● What the task requires: Every record must be repeated exactly; omit any pictures they contain.

● Excerpted data:
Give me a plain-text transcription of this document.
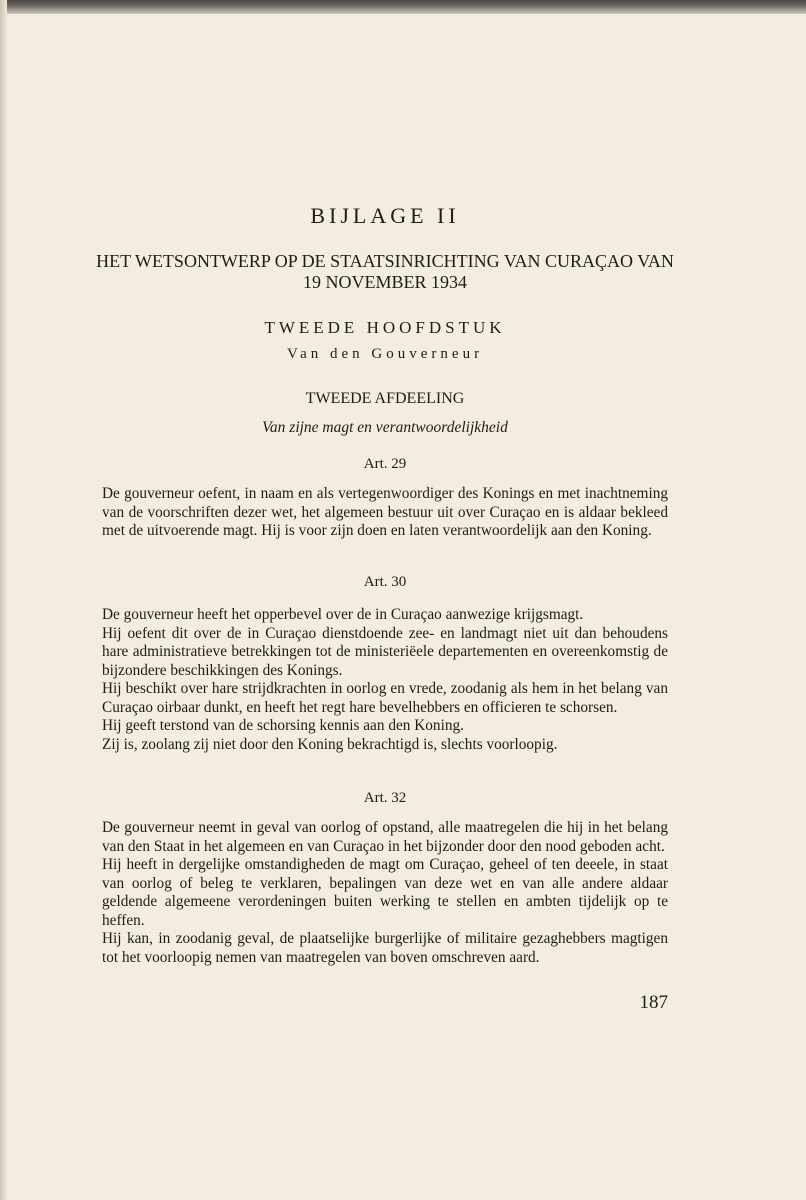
BIJLAGE II
HET WETSONTWERP OP DE STAATSINRICHTING VAN CURAÇAO VAN 19 NOVEMBER 1934
TWEEDE HOOFDSTUK
Van den Gouverneur
TWEEDE AFDEELING
Van zijne magt en verantwoordelijkheid
Art. 29

De gouverneur oefent, in naam en als vertegenwoordiger des Konings en met inachtneming van de voorschriften dezer wet, het algemeen bestuur uit over Curaçao en is aldaar bekleed met de uitvoerende magt. Hij is voor zijn doen en laten verantwoordelijk aan den Koning.

Art. 30

De gouverneur heeft het opperbevel over de in Curaçao aanwezige krijgsmagt.

Hij oefent dit over de in Curaçao dienstdoende zee- en landmagt niet uit dan behoudens hare administratieve betrekkingen tot de ministeriëele departementen en overeenkomstig de bijzondere beschikkingen des Konings.

Hij beschikt over hare strijdkrachten in oorlog en vrede, zoodanig als hem in het belang van Curaçao oirbaar dunkt, en heeft het regt hare bevelhebbers en officieren te schorsen.

Hij geeft terstond van de schorsing kennis aan den Koning.

Zij is, zoolang zij niet door den Koning bekrachtigd is, slechts voorloopig.

Art. 32

De gouverneur neemt in geval van oorlog of opstand, alle maatregelen die hij in het belang van den Staat in het algemeen en van Curaçao in het bijzonder door den nood geboden acht.

Hij heeft in dergelijke omstandigheden de magt om Curaçao, geheel of ten deeele, in staat van oorlog of beleg te verklaren, bepalingen van deze wet en van alle andere aldaar geldende algemeene verordeningen buiten werking te stellen en ambten tijdelijk op te heffen.

Hij kan, in zoodanig geval, de plaatselijke burgerlijke of militaire gezaghebbers magtigen tot het voorloopig nemen van maatregelen van boven omschreven aard.

187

● Solution below:
Give me a plain-text transcription of this document.
BIJLAGE II
HET WETSONTWERP OP DE STAATSINRICHTING VAN CURAÇAO VAN 19 NOVEMBER 1934
TWEEDE HOOFDSTUK
Van den Gouverneur
TWEEDE AFDEELING
Van zijne magt en verantwoordelijkheid
Art. 29

De gouverneur oefent, in naam en als vertegenwoordiger des Konings en met inachtneming van de voorschriften dezer wet, het algemeen bestuur uit over Curaçao en is aldaar bekleed met de uitvoerende magt. Hij is voor zijn doen en laten verantwoordelijk aan den Koning.

Art. 30

De gouverneur heeft het opperbevel over de in Curaçao aanwezige krijgsmagt.

Hij oefent dit over de in Curaçao dienstdoende zee- en landmagt niet uit dan behoudens hare administratieve betrekkingen tot de ministeriëele departementen en overeenkomstig de bijzondere beschikkingen des Konings.

Hij beschikt over hare strijdkrachten in oorlog en vrede, zoodanig als hem in het belang van Curaçao oirbaar dunkt, en heeft het regt hare bevelhebbers en officieren te schorsen.

Hij geeft terstond van de schorsing kennis aan den Koning.

Zij is, zoolang zij niet door den Koning bekrachtigd is, slechts voorloopig.

Art. 32

De gouverneur neemt in geval van oorlog of opstand, alle maatregelen die hij in het belang van den Staat in het algemeen en van Curaçao in het bijzonder door den nood geboden acht.

Hij heeft in dergelijke omstandigheden de magt om Curaçao, geheel of ten deeele, in staat van oorlog of beleg te verklaren, bepalingen van deze wet en van alle andere aldaar geldende algemeene verordeningen buiten werking te stellen en ambten tijdelijk op te heffen.

Hij kan, in zoodanig geval, de plaatselijke burgerlijke of militaire gezaghebbers magtigen tot het voorloopig nemen van maatregelen van boven omschreven aard.

187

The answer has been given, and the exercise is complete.